## START Material
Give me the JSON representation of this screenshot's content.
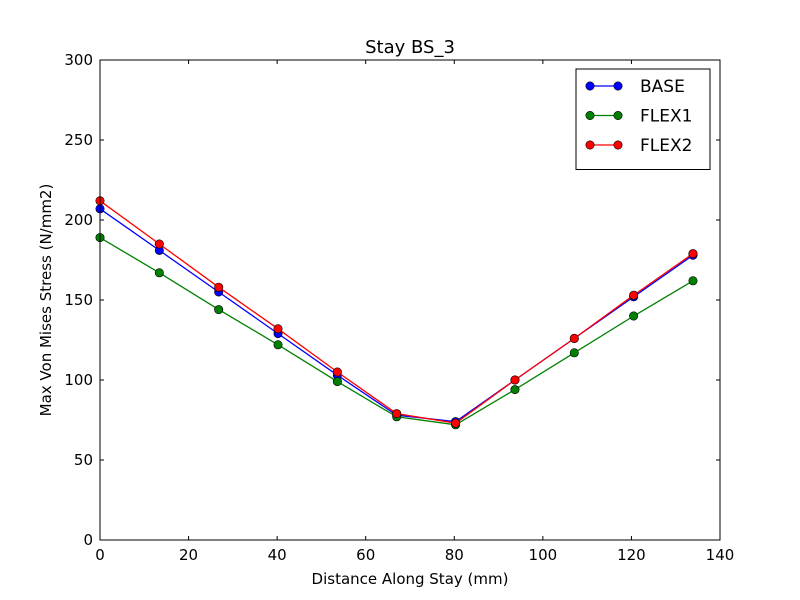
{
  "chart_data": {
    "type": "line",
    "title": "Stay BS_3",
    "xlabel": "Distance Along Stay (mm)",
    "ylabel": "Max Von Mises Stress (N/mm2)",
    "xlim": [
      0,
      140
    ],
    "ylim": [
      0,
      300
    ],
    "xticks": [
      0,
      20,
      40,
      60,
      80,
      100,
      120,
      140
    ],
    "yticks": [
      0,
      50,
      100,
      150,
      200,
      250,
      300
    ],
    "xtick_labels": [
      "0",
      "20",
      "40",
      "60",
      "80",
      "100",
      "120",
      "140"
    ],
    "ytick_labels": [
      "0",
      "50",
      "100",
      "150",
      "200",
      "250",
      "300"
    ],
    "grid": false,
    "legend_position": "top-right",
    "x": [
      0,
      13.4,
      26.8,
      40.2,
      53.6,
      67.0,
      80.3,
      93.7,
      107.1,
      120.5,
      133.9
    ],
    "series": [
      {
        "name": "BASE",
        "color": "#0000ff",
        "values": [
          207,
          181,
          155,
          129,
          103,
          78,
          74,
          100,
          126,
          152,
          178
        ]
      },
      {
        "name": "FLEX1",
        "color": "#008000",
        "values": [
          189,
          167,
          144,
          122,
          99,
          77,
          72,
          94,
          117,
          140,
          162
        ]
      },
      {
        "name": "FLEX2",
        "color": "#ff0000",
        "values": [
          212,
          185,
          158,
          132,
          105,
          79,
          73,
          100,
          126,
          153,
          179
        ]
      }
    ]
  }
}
## END Material
**Task statement:** Find each line holding "Stay". Copy it out.

**Result for this task:**
    "title": "Stay BS_3",
    "xlabel": "Distance Along Stay (mm)",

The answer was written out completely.